[Collected data]
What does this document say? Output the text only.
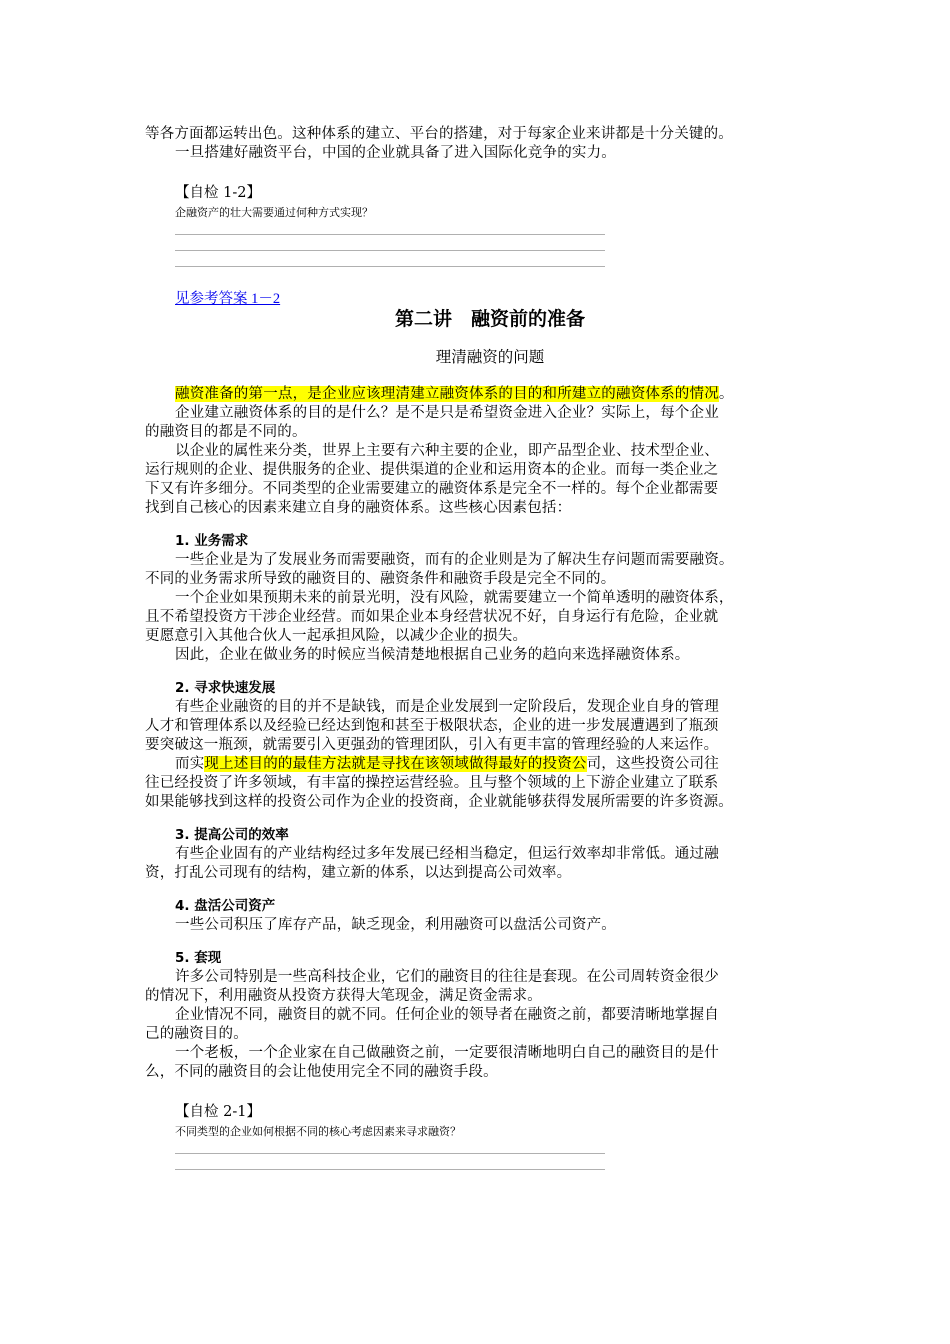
等各方面都运转出色。这种体系的建立、平台的搭建，对于每家企业来讲都是十分关键的。

一旦搭建好融资平台，中国的企业就具备了进入国际化竞争的实力。

【自检 1-2】

企融资产的壮大需要通过何种方式实现？

见参考答案 1－2

第二讲　融资前的准备

理清融资的问题

融资准备的第一点，是企业应该理清建立融资体系的目的和所建立的融资体系的情况。

企业建立融资体系的目的是什么？是不是只是希望资金进入企业？实际上，每个企业

的融资目的都是不同的。

以企业的属性来分类，世界上主要有六种主要的企业，即产品型企业、技术型企业、

运行规则的企业、提供服务的企业、提供渠道的企业和运用资本的企业。而每一类企业之

下又有许多细分。不同类型的企业需要建立的融资体系是完全不一样的。每个企业都需要

找到自己核心的因素来建立自身的融资体系。这些核心因素包括：

1. 业务需求

一些企业是为了发展业务而需要融资，而有的企业则是为了解决生存问题而需要融资。

不同的业务需求所导致的融资目的、融资条件和融资手段是完全不同的。

一个企业如果预期未来的前景光明，没有风险，就需要建立一个简单透明的融资体系，

且不希望投资方干涉企业经营。而如果企业本身经营状况不好，自身运行有危险，企业就

更愿意引入其他合伙人一起承担风险，以减少企业的损失。

因此，企业在做业务的时候应当候清楚地根据自己业务的趋向来选择融资体系。

2. 寻求快速发展

有些企业融资的目的并不是缺钱，而是企业发展到一定阶段后，发现企业自身的管理

人才和管理体系以及经验已经达到饱和甚至于极限状态，企业的进一步发展遭遇到了瓶颈

要突破这一瓶颈，就需要引入更强劲的管理团队，引入有更丰富的管理经验的人来运作。

而实现上述目的的最佳方法就是寻找在该领域做得最好的投资公司，这些投资公司往

往已经投资了许多领域，有丰富的操控运营经验。且与整个领域的上下游企业建立了联系

如果能够找到这样的投资公司作为企业的投资商，企业就能够获得发展所需要的许多资源。

3. 提高公司的效率

有些企业固有的产业结构经过多年发展已经相当稳定，但运行效率却非常低。通过融

资，打乱公司现有的结构，建立新的体系，以达到提高公司效率。

4. 盘活公司资产

一些公司积压了库存产品，缺乏现金，利用融资可以盘活公司资产。

5. 套现

许多公司特别是一些高科技企业，它们的融资目的往往是套现。在公司周转资金很少

的情况下，利用融资从投资方获得大笔现金，满足资金需求。

企业情况不同，融资目的就不同。任何企业的领导者在融资之前，都要清晰地掌握自

己的融资目的。

一个老板，一个企业家在自己做融资之前，一定要很清晰地明白自己的融资目的是什

么，不同的融资目的会让他使用完全不同的融资手段。

【自检 2-1】

不同类型的企业如何根据不同的核心考虑因素来寻求融资？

> **TASK GOAL**
Write out the records above exactly as they appear, leaving out any pictures.

> **OUTPUT**
What does this document say? Output the text only.
等各方面都运转出色。这种体系的建立、平台的搭建，对于每家企业来讲都是十分关键的。

一旦搭建好融资平台，中国的企业就具备了进入国际化竞争的实力。

【自检 1-2】

企融资产的壮大需要通过何种方式实现？

见参考答案 1－2

第二讲　融资前的准备

理清融资的问题

融资准备的第一点，是企业应该理清建立融资体系的目的和所建立的融资体系的情况。

企业建立融资体系的目的是什么？是不是只是希望资金进入企业？实际上，每个企业

的融资目的都是不同的。

以企业的属性来分类，世界上主要有六种主要的企业，即产品型企业、技术型企业、

运行规则的企业、提供服务的企业、提供渠道的企业和运用资本的企业。而每一类企业之

下又有许多细分。不同类型的企业需要建立的融资体系是完全不一样的。每个企业都需要

找到自己核心的因素来建立自身的融资体系。这些核心因素包括：

1. 业务需求

一些企业是为了发展业务而需要融资，而有的企业则是为了解决生存问题而需要融资。

不同的业务需求所导致的融资目的、融资条件和融资手段是完全不同的。

一个企业如果预期未来的前景光明，没有风险，就需要建立一个简单透明的融资体系，

且不希望投资方干涉企业经营。而如果企业本身经营状况不好，自身运行有危险，企业就

更愿意引入其他合伙人一起承担风险，以减少企业的损失。

因此，企业在做业务的时候应当候清楚地根据自己业务的趋向来选择融资体系。

2. 寻求快速发展

有些企业融资的目的并不是缺钱，而是企业发展到一定阶段后，发现企业自身的管理

人才和管理体系以及经验已经达到饱和甚至于极限状态，企业的进一步发展遭遇到了瓶颈

要突破这一瓶颈，就需要引入更强劲的管理团队，引入有更丰富的管理经验的人来运作。

而实现上述目的的最佳方法就是寻找在该领域做得最好的投资公司，这些投资公司往

往已经投资了许多领域，有丰富的操控运营经验。且与整个领域的上下游企业建立了联系

如果能够找到这样的投资公司作为企业的投资商，企业就能够获得发展所需要的许多资源。

3. 提高公司的效率

有些企业固有的产业结构经过多年发展已经相当稳定，但运行效率却非常低。通过融

资，打乱公司现有的结构，建立新的体系，以达到提高公司效率。

4. 盘活公司资产

一些公司积压了库存产品，缺乏现金，利用融资可以盘活公司资产。

5. 套现

许多公司特别是一些高科技企业，它们的融资目的往往是套现。在公司周转资金很少

的情况下，利用融资从投资方获得大笔现金，满足资金需求。

企业情况不同，融资目的就不同。任何企业的领导者在融资之前，都要清晰地掌握自

己的融资目的。

一个老板，一个企业家在自己做融资之前，一定要很清晰地明白自己的融资目的是什

么，不同的融资目的会让他使用完全不同的融资手段。

【自检 2-1】

不同类型的企业如何根据不同的核心考虑因素来寻求融资？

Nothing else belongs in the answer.